Work required.
From the material below, list every line containing "treatment".

┌──

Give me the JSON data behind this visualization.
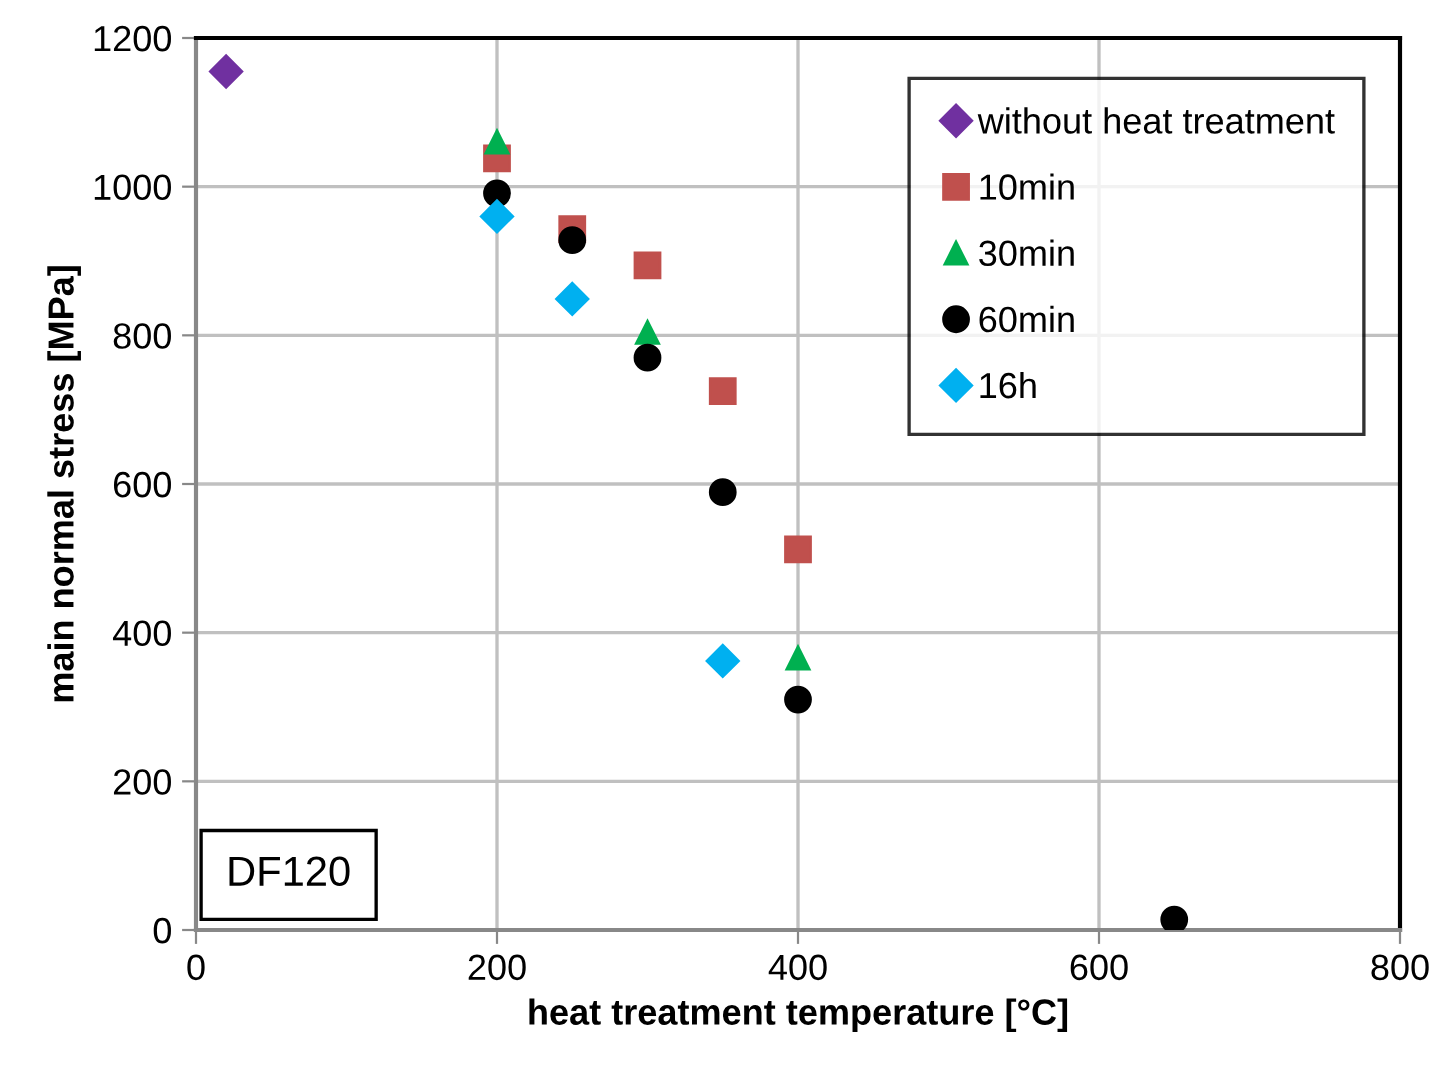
{
  "chart_data": {
    "type": "scatter",
    "xlabel": "heat treatment temperature [°C]",
    "ylabel": "main normal stress [MPa]",
    "xlim": [
      0,
      800
    ],
    "xticks": [
      0,
      200,
      400,
      600,
      800
    ],
    "ylim": [
      0,
      1200
    ],
    "yticks": [
      0,
      200,
      400,
      600,
      800,
      1000,
      1200
    ],
    "grid": true,
    "legend": "top right",
    "annotations": [
      "DF120"
    ],
    "series": [
      {
        "name": "without heat treatment",
        "color": "#7030a0",
        "marker": "diamond",
        "x": [
          20
        ],
        "values": [
          1155
        ]
      },
      {
        "name": "10min",
        "color": "#c0504d",
        "marker": "square",
        "x": [
          200,
          250,
          300,
          350,
          400
        ],
        "values": [
          1038,
          943,
          894,
          725,
          512
        ]
      },
      {
        "name": "30min",
        "color": "#00b050",
        "marker": "triangle",
        "x": [
          200,
          300,
          400
        ],
        "values": [
          1060,
          804,
          366
        ]
      },
      {
        "name": "60min",
        "color": "#000000",
        "marker": "circle",
        "x": [
          200,
          250,
          300,
          350,
          400,
          650
        ],
        "values": [
          991,
          928,
          770,
          589,
          310,
          14
        ]
      },
      {
        "name": "16h",
        "color": "#00b0f0",
        "marker": "diamond",
        "x": [
          200,
          250,
          350
        ],
        "values": [
          960,
          849,
          362
        ]
      }
    ]
  }
}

└──

Result for this exercise.
    "xlabel": "heat treatment temperature [°C]",
        "name": "without heat treatment",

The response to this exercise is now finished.